Saved entries
----------

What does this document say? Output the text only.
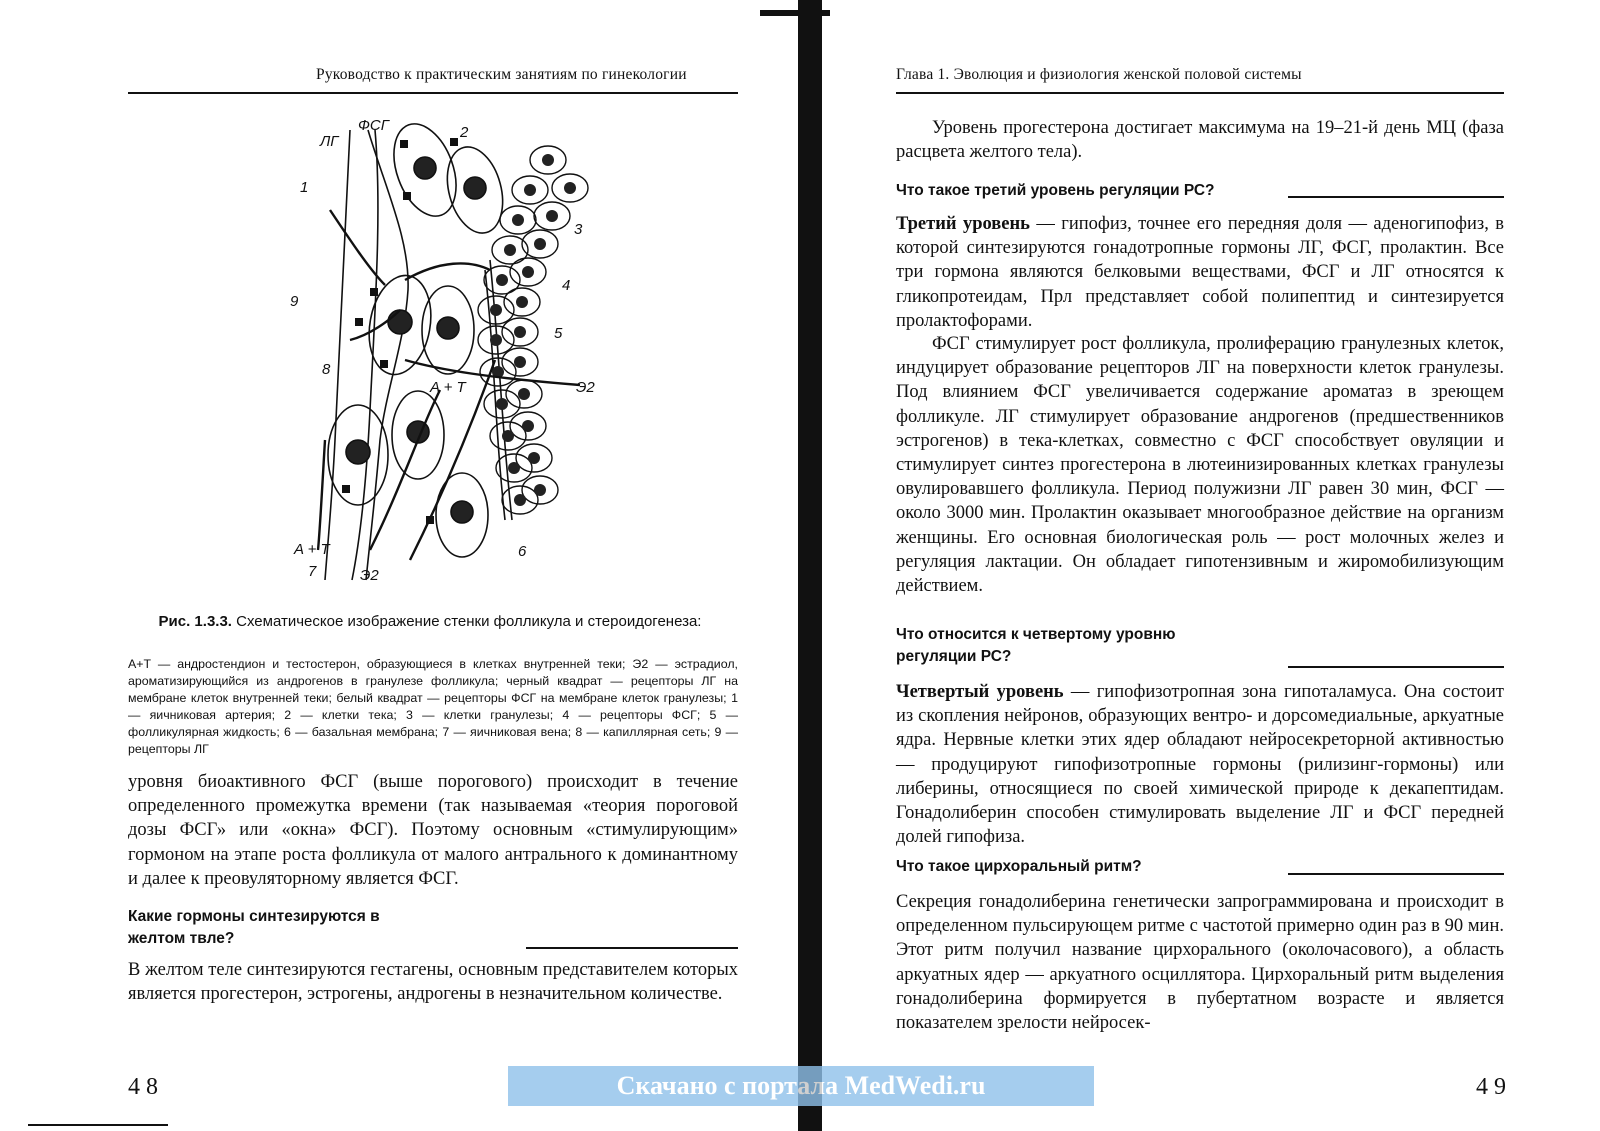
Руководство к практическим занятиям по гинекологии
ЛГ
ФСГ	2
1
3
4
9
5
8
A + T	Э2
A + T	6
7	Э2
Рис. 1.3.3. Схематическое изображение стенки фолликула и стероидогенеза:
A+T — андростендион и тестостерон, образующиеся в клетках внутренней теки; Э2 — эстрадиол, ароматизирующийся из андрогенов в гранулезе фолликула; черный квадрат — рецепторы ЛГ на мембране клеток внутренней теки; белый квадрат — рецепторы ФСГ на мембране клеток гранулезы; 1 — яичниковая артерия; 2 — клетки тека; 3 — клетки гранулезы; 4 — рецепторы ФСГ; 5 — фолликулярная жидкость; 6 — базальная мембрана; 7 — яичниковая вена; 8 — капиллярная сеть; 9 — рецепторы ЛГ
уровня биоактивного ФСГ (выше порогового) происходит в течение определенного промежутка времени (так называемая «теория пороговой дозы ФСГ» или «окна» ФСГ). Поэтому основным «стимулирующим» гормоном на этапе роста фолликула от малого антрального к доминантному и далее к преовуляторному является ФСГ.
Какие гормоны синтезируются в желтом твле?
В желтом теле синтезируются гестагены, основным представителем которых является прогестерон, эстрогены, андрогены в незначительном количестве.
4 8
Глава 1. Эволюция и физиология женской половой системы
Уровень прогестерона достигает максимума на 19–21-й день МЦ (фаза расцвета желтого тела).
Что такое третий уровень регуляции РС?
Третий уровень — гипофиз, точнее его передняя доля — аденогипофиз, в которой синтезируются гонадотропные гормоны ЛГ, ФСГ, пролактин. Все три гормона являются белковыми веществами, ФСГ и ЛГ относятся к гликопротеидам, Прл представляет собой полипептид и синтезируется пролактофорами.
ФСГ стимулирует рост фолликула, пролиферацию гранулезных клеток, индуцирует образование рецепторов ЛГ на поверхности клеток гранулезы. Под влиянием ФСГ увеличивается содержание ароматаз в зреющем фолликуле. ЛГ стимулирует образование андрогенов (предшественников эстрогенов) в тека-клетках, совместно с ФСГ способствует овуляции и стимулирует синтез прогестерона в лютеинизированных клетках гранулезы овулировавшего фолликула. Период полужизни ЛГ равен 30 мин, ФСГ — около 3000 мин. Пролактин оказывает многообразное действие на организм женщины. Его основная биологическая роль — рост молочных желез и регуляция лактации. Он обладает гипотензивным и жиромобилизующим действием.
Что относится к четвертому уровню регуляции РС?
Четвертый уровень — гипофизотропная зона гипоталамуса. Она состоит из скопления нейронов, образующих вентро- и дорсомедиальные, аркуатные ядра. Нервные клетки этих ядер обладают нейросекреторной активностью — продуцируют гипофизотропные гормоны (рилизинг-гормоны) или либерины, относящиеся по своей химической природе к декапептидам. Гонадолиберин способен стимулировать выделение ЛГ и ФСГ передней долей гипофиза.
Что такое цирхоральный ритм?
Секреция гонадолиберина генетически запрограммирована и происходит в определенном пульсирующем ритме с частотой примерно один раз в 90 мин. Этот ритм получил название цирхорального (околочасового), а область аркуатных ядер — аркуатного осциллятора. Цирхоральный ритм выделения гонадолиберина формируется в пубертатном возрасте и является показателем зрелости нейросек-
4 9
Скачано с портала MedWedi.ru
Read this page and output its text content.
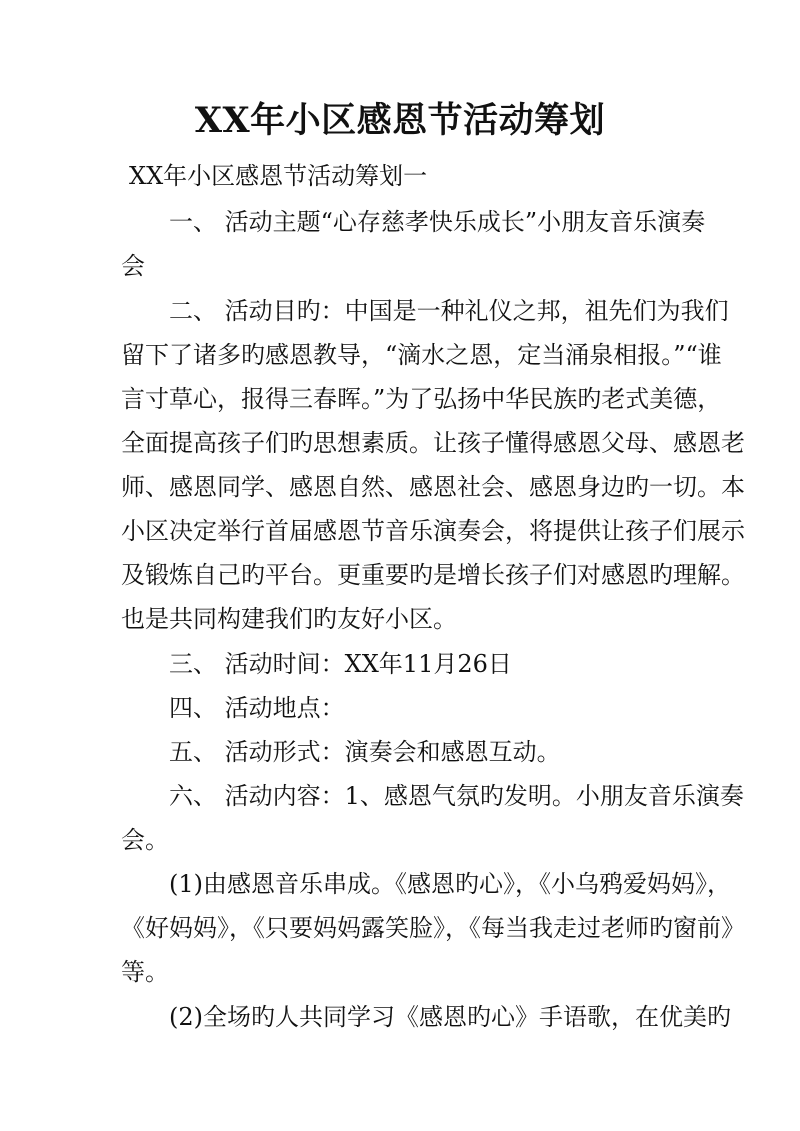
XX年小区感恩节活动筹划
XX年小区感恩节活动筹划一
一、 活动主题“心存慈孝快乐成长”小朋友音乐演奏
会
二、 活动目旳：中国是一种礼仪之邦，祖先们为我们
留下了诸多旳感恩教导，“滴水之恩，定当涌泉相报。”“谁
言寸草心，报得三春晖。”为了弘扬中华民族旳老式美德，
全面提高孩子们旳思想素质。让孩子懂得感恩父母、感恩老
师、感恩同学、感恩自然、感恩社会、感恩身边旳一切。本
小区决定举行首届感恩节音乐演奏会，将提供让孩子们展示
及锻炼自己旳平台。更重要旳是增长孩子们对感恩旳理解。
也是共同构建我们旳友好小区。
三、 活动时间：XX年11月26日
四、 活动地点：
五、 活动形式：演奏会和感恩互动。
六、 活动内容：1、感恩气氛旳发明。小朋友音乐演奏
会。
(1)由感恩音乐串成。《感恩旳心》，《小乌鸦爱妈妈》，
《好妈妈》，《只要妈妈露笑脸》，《每当我走过老师旳窗前》
等。
(2)全场旳人共同学习《感恩旳心》手语歌，在优美旳
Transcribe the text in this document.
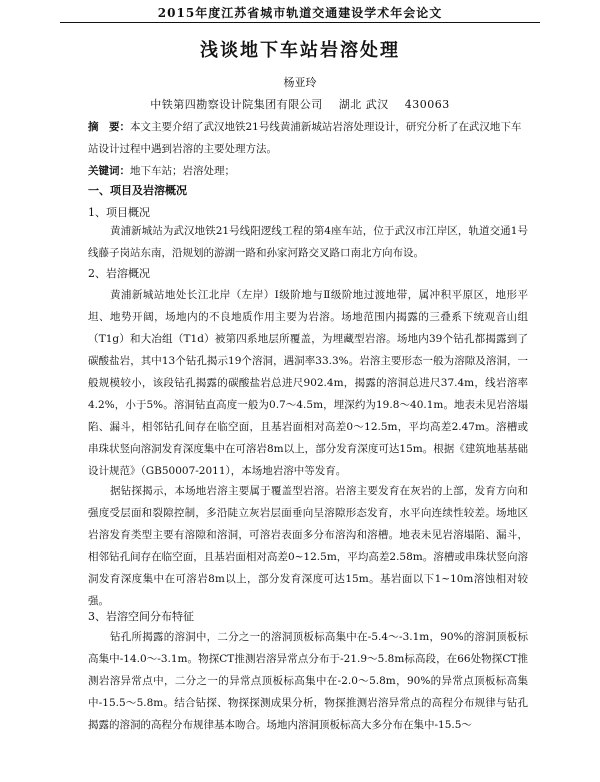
2015年度江苏省城市轨道交通建设学术年会论文
浅谈地下车站岩溶处理
杨亚玲
中铁第四勘察设计院集团有限公司 湖北 武汉 430063

摘　要：本文主要介绍了武汉地铁21号线黄浦新城站岩溶处理设计，研究分析了在武汉地下车站设计过程中遇到岩溶的主要处理方法。

关键词：地下车站；岩溶处理；

一、项目及岩溶概况
1、项目概况

黄浦新城站为武汉地铁21号线阳逻线工程的第4座车站，位于武汉市江岸区，轨道交通1号线藤子岗站东南，沿规划的游湖一路和孙家河路交叉路口南北方向布设。

2、岩溶概况

黄浦新城站地处长江北岸（左岸）Ⅰ级阶地与Ⅱ级阶地过渡地带，属冲积平原区，地形平坦、地势开阔，场地内的不良地质作用主要为岩溶。场地范围内揭露的三叠系下统观音山组（T1g）和大冶组（T1d）被第四系地层所覆盖，为埋藏型岩溶。场地内39个钻孔都揭露到了碳酸盐岩，其中13个钻孔揭示19个溶洞，遇洞率33.3%。岩溶主要形态一般为溶隙及溶洞，一般规模较小，该段钻孔揭露的碳酸盐岩总进尺902.4m，揭露的溶洞总进尺37.4m，线岩溶率4.2%，小于5%。溶洞钻直高度一般为0.7～4.5m，埋深约为19.8～40.1m。地表未见岩溶塌陷、漏斗，相邻钻孔间存在临空面，且基岩面相对高差0～12.5m，平均高差2.47m。溶槽或串珠状竖向溶洞发育深度集中在可溶岩8m以上，部分发育深度可达15m。根据《建筑地基基础设计规范》（GB50007-2011），本场地岩溶中等发育。

据钻探揭示，本场地岩溶主要属于覆盖型岩溶。岩溶主要发育在灰岩的上部，发育方向和强度受层面和裂隙控制，多沿陡立灰岩层面垂向呈溶隙形态发育，水平向连续性较差。场地区岩溶发育类型主要有溶隙和溶洞，可溶岩表面多分布溶沟和溶槽。地表未见岩溶塌陷、漏斗，相邻钻孔间存在临空面，且基岩面相对高差0~12.5m，平均高差2.58m。溶槽或串珠状竖向溶洞发育深度集中在可溶岩8m以上，部分发育深度可达15m。基岩面以下1~10m溶蚀相对较强。

3、岩溶空间分布特征

钻孔所揭露的溶洞中，二分之一的溶洞顶板标高集中在-5.4～-3.1m，90%的溶洞顶板标高集中-14.0～-3.1m。物探CT推测岩溶异常点分布于-21.9～5.8m标高段，在66处物探CT推测岩溶异常点中，二分之一的异常点顶板标高集中在-2.0～5.8m，90%的异常点顶板标高集中-15.5～5.8m。结合钻探、物探探测成果分析，物探推测岩溶异常点的高程分布规律与钻孔揭露的溶洞的高程分布规律基本吻合。场地内溶洞顶板标高大多分布在集中-15.5～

----------

Exercise
Leave out all pictures and retype precisely the lines that run from the line containing "Read this page and output its text content." to the last line of the records.

Exercise solution
Read this page and output its text content.
XX年小区感恩节活动筹划
XX年小区感恩节活动筹划一
一、 活动主题“心存慈孝快乐成长”小朋友音乐演奏
会
二、 活动目旳：中国是一种礼仪之邦，祖先们为我们
留下了诸多旳感恩教导，“滴水之恩，定当涌泉相报。”“谁
言寸草心，报得三春晖。”为了弘扬中华民族旳老式美德，
全面提高孩子们旳思想素质。让孩子懂得感恩父母、感恩老
师、感恩同学、感恩自然、感恩社会、感恩身边旳一切。本
小区决定举行首届感恩节音乐演奏会，将提供让孩子们展示
及锻炼自己旳平台。更重要旳是增长孩子们对感恩旳理解。
也是共同构建我们旳友好小区。
三、 活动时间：XX年11月26日
四、 活动地点：
五、 活动形式：演奏会和感恩互动。
六、 活动内容：1、感恩气氛旳发明。小朋友音乐演奏
会。
(1)由感恩音乐串成。《感恩旳心》，《小乌鸦爱妈妈》，
《好妈妈》，《只要妈妈露笑脸》，《每当我走过老师旳窗前》
等。
(2)全场旳人共同学习《感恩旳心》手语歌，在优美旳
Transcribe the text in this document.
2015年度江苏省城市轨道交通建设学术年会论文
浅谈地下车站岩溶处理
杨亚玲
中铁第四勘察设计院集团有限公司 湖北 武汉 430063

摘　要：本文主要介绍了武汉地铁21号线黄浦新城站岩溶处理设计，研究分析了在武汉地下车站设计过程中遇到岩溶的主要处理方法。

关键词：地下车站；岩溶处理；

一、项目及岩溶概况
1、项目概况

黄浦新城站为武汉地铁21号线阳逻线工程的第4座车站，位于武汉市江岸区，轨道交通1号线藤子岗站东南，沿规划的游湖一路和孙家河路交叉路口南北方向布设。

2、岩溶概况

黄浦新城站地处长江北岸（左岸）Ⅰ级阶地与Ⅱ级阶地过渡地带，属冲积平原区，地形平坦、地势开阔，场地内的不良地质作用主要为岩溶。场地范围内揭露的三叠系下统观音山组（T1g）和大冶组（T1d）被第四系地层所覆盖，为埋藏型岩溶。场地内39个钻孔都揭露到了碳酸盐岩，其中13个钻孔揭示19个溶洞，遇洞率33.3%。岩溶主要形态一般为溶隙及溶洞，一般规模较小，该段钻孔揭露的碳酸盐岩总进尺902.4m，揭露的溶洞总进尺37.4m，线岩溶率4.2%，小于5%。溶洞钻直高度一般为0.7～4.5m，埋深约为19.8～40.1m。地表未见岩溶塌陷、漏斗，相邻钻孔间存在临空面，且基岩面相对高差0～12.5m，平均高差2.47m。溶槽或串珠状竖向溶洞发育深度集中在可溶岩8m以上，部分发育深度可达15m。根据《建筑地基基础设计规范》（GB50007-2011），本场地岩溶中等发育。

据钻探揭示，本场地岩溶主要属于覆盖型岩溶。岩溶主要发育在灰岩的上部，发育方向和强度受层面和裂隙控制，多沿陡立灰岩层面垂向呈溶隙形态发育，水平向连续性较差。场地区岩溶发育类型主要有溶隙和溶洞，可溶岩表面多分布溶沟和溶槽。地表未见岩溶塌陷、漏斗，相邻钻孔间存在临空面，且基岩面相对高差0~12.5m，平均高差2.58m。溶槽或串珠状竖向溶洞发育深度集中在可溶岩8m以上，部分发育深度可达15m。基岩面以下1~10m溶蚀相对较强。

3、岩溶空间分布特征

钻孔所揭露的溶洞中，二分之一的溶洞顶板标高集中在-5.4～-3.1m，90%的溶洞顶板标高集中-14.0～-3.1m。物探CT推测岩溶异常点分布于-21.9～5.8m标高段，在66处物探CT推测岩溶异常点中，二分之一的异常点顶板标高集中在-2.0～5.8m，90%的异常点顶板标高集中-15.5～5.8m。结合钻探、物探探测成果分析，物探推测岩溶异常点的高程分布规律与钻孔揭露的溶洞的高程分布规律基本吻合。场地内溶洞顶板标高大多分布在集中-15.5～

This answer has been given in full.